• Short problem
Find the line containing "Decode this image". Reproduce it and every line after it up to the end of the records, exactly as written.

▬▬▬▬▬▬▬▬▬▬

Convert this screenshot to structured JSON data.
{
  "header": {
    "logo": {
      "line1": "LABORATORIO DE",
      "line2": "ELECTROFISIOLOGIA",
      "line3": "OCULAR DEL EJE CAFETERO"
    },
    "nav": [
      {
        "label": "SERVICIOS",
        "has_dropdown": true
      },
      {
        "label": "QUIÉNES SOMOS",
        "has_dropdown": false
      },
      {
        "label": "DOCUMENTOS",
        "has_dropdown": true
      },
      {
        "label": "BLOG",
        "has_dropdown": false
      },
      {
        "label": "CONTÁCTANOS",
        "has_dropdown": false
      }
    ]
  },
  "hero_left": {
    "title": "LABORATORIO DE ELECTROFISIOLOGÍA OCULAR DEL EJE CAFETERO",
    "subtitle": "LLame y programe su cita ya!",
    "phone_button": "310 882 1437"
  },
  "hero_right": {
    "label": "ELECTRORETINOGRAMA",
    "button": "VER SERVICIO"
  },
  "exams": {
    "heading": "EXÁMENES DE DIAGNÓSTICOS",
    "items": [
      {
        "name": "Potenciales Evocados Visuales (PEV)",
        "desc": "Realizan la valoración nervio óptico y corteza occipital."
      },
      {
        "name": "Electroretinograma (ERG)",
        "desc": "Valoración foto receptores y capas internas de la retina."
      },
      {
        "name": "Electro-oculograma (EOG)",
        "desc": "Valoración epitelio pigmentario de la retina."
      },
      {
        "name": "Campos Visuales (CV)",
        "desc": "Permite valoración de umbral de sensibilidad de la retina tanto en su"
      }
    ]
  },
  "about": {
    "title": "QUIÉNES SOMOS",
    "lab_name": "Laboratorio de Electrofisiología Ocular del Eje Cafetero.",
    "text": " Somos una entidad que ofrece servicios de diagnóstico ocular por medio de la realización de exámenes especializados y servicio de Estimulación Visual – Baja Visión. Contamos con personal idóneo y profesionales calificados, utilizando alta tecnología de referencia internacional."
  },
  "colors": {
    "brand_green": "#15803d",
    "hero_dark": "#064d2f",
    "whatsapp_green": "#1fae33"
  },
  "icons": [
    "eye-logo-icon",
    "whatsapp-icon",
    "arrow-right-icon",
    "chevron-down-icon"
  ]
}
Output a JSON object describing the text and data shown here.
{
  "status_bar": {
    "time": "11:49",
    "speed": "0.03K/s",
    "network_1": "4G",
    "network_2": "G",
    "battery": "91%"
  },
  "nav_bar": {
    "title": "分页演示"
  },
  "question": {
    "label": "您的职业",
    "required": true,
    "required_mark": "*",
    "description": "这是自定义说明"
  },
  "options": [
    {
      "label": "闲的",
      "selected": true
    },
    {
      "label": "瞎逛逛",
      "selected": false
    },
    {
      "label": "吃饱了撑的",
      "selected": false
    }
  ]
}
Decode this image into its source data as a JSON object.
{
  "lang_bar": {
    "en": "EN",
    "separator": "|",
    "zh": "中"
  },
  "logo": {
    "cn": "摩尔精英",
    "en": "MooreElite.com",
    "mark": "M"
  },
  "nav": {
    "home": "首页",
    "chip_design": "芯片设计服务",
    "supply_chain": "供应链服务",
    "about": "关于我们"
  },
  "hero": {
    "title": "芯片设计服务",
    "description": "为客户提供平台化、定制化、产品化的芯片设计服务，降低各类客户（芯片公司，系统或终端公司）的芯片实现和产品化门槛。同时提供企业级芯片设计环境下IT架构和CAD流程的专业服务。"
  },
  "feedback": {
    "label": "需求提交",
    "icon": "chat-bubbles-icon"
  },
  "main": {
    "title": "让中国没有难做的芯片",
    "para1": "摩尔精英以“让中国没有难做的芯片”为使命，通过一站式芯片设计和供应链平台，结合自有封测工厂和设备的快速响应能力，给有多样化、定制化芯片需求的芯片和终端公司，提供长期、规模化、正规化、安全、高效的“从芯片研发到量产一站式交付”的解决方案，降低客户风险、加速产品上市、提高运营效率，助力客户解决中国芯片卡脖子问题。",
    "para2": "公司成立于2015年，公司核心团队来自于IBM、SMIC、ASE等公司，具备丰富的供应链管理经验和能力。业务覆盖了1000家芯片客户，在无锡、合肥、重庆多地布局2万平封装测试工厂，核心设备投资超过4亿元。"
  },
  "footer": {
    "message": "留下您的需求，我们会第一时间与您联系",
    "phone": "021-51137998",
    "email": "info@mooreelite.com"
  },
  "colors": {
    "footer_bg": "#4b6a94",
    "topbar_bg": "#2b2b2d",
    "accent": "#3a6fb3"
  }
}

▬▬▬▬▬▬▬▬▬▬

• Task answer
Decode this image into its source data as a JSON object.
{
  "lang_bar": {
    "en": "EN",
    "separator": "|",
    "zh": "中"
  },
  "logo": {
    "cn": "摩尔精英",
    "en": "MooreElite.com",
    "mark": "M"
  },
  "nav": {
    "home": "首页",
    "chip_design": "芯片设计服务",
    "supply_chain": "供应链服务",
    "about": "关于我们"
  },
  "hero": {
    "title": "芯片设计服务",
    "description": "为客户提供平台化、定制化、产品化的芯片设计服务，降低各类客户（芯片公司，系统或终端公司）的芯片实现和产品化门槛。同时提供企业级芯片设计环境下IT架构和CAD流程的专业服务。"
  },
  "feedback": {
    "label": "需求提交",
    "icon": "chat-bubbles-icon"
  },
  "main": {
    "title": "让中国没有难做的芯片",
    "para1": "摩尔精英以“让中国没有难做的芯片”为使命，通过一站式芯片设计和供应链平台，结合自有封测工厂和设备的快速响应能力，给有多样化、定制化芯片需求的芯片和终端公司，提供长期、规模化、正规化、安全、高效的“从芯片研发到量产一站式交付”的解决方案，降低客户风险、加速产品上市、提高运营效率，助力客户解决中国芯片卡脖子问题。",
    "para2": "公司成立于2015年，公司核心团队来自于IBM、SMIC、ASE等公司，具备丰富的供应链管理经验和能力。业务覆盖了1000家芯片客户，在无锡、合肥、重庆多地布局2万平封装测试工厂，核心设备投资超过4亿元。"
  },
  "footer": {
    "message": "留下您的需求，我们会第一时间与您联系",
    "phone": "021-51137998",
    "email": "info@mooreelite.com"
  },
  "colors": {
    "footer_bg": "#4b6a94",
    "topbar_bg": "#2b2b2d",
    "accent": "#3a6fb3"
  }
}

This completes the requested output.